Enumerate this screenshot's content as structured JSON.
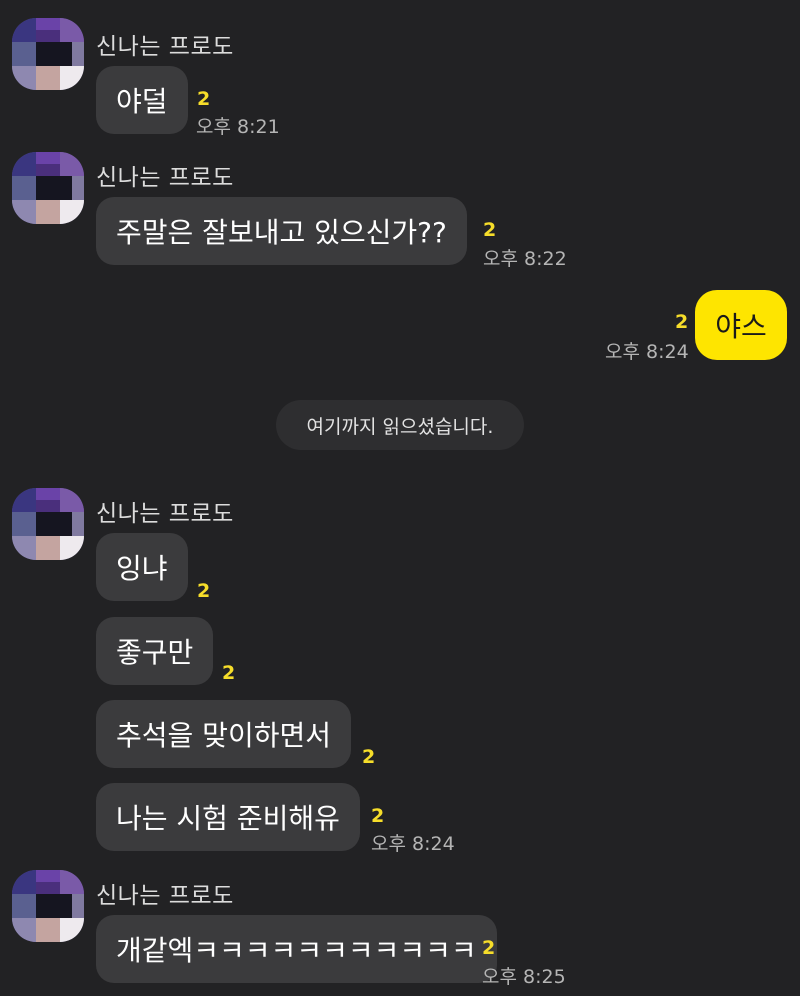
{
  "chat": {
    "friend_name": "신나는 프로도",
    "divider_text": "여기까지 읽으셨습니다.",
    "messages": [
      {
        "text": "야덜",
        "unread": "2",
        "time": "오후 8:21"
      },
      {
        "text": "주말은 잘보내고 있으신가??",
        "unread": "2",
        "time": "오후 8:22"
      },
      {
        "text": "야스",
        "unread": "2",
        "time": "오후 8:24"
      },
      {
        "text": "잉냐",
        "unread": "2"
      },
      {
        "text": "좋구만",
        "unread": "2"
      },
      {
        "text": "추석을 맞이하면서",
        "unread": "2"
      },
      {
        "text": "나는 시험 준비해유",
        "unread": "2",
        "time": "오후 8:24"
      },
      {
        "text": "개같엑ㅋㅋㅋㅋㅋㅋㅋㅋㅋㅋㅋ",
        "unread": "2",
        "time": "오후 8:25"
      }
    ]
  },
  "colors": {
    "background": "#222224",
    "friend_bubble": "#3b3b3d",
    "my_bubble": "#fee500",
    "unread_count": "#f6dd2a"
  }
}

● ● ● ● ● ● ●

- [EXERCISE INSTRUCTIONS]: Reproduce the entries above without change, omitting all pictures.

- [EXERCISE RESULT]:
Enumerate this screenshot's content as structured JSON.
{
  "chat": {
    "friend_name": "신나는 프로도",
    "divider_text": "여기까지 읽으셨습니다.",
    "messages": [
      {
        "text": "야덜",
        "unread": "2",
        "time": "오후 8:21"
      },
      {
        "text": "주말은 잘보내고 있으신가??",
        "unread": "2",
        "time": "오후 8:22"
      },
      {
        "text": "야스",
        "unread": "2",
        "time": "오후 8:24"
      },
      {
        "text": "잉냐",
        "unread": "2"
      },
      {
        "text": "좋구만",
        "unread": "2"
      },
      {
        "text": "추석을 맞이하면서",
        "unread": "2"
      },
      {
        "text": "나는 시험 준비해유",
        "unread": "2",
        "time": "오후 8:24"
      },
      {
        "text": "개같엑ㅋㅋㅋㅋㅋㅋㅋㅋㅋㅋㅋ",
        "unread": "2",
        "time": "오후 8:25"
      }
    ]
  },
  "colors": {
    "background": "#222224",
    "friend_bubble": "#3b3b3d",
    "my_bubble": "#fee500",
    "unread_count": "#f6dd2a"
  }
}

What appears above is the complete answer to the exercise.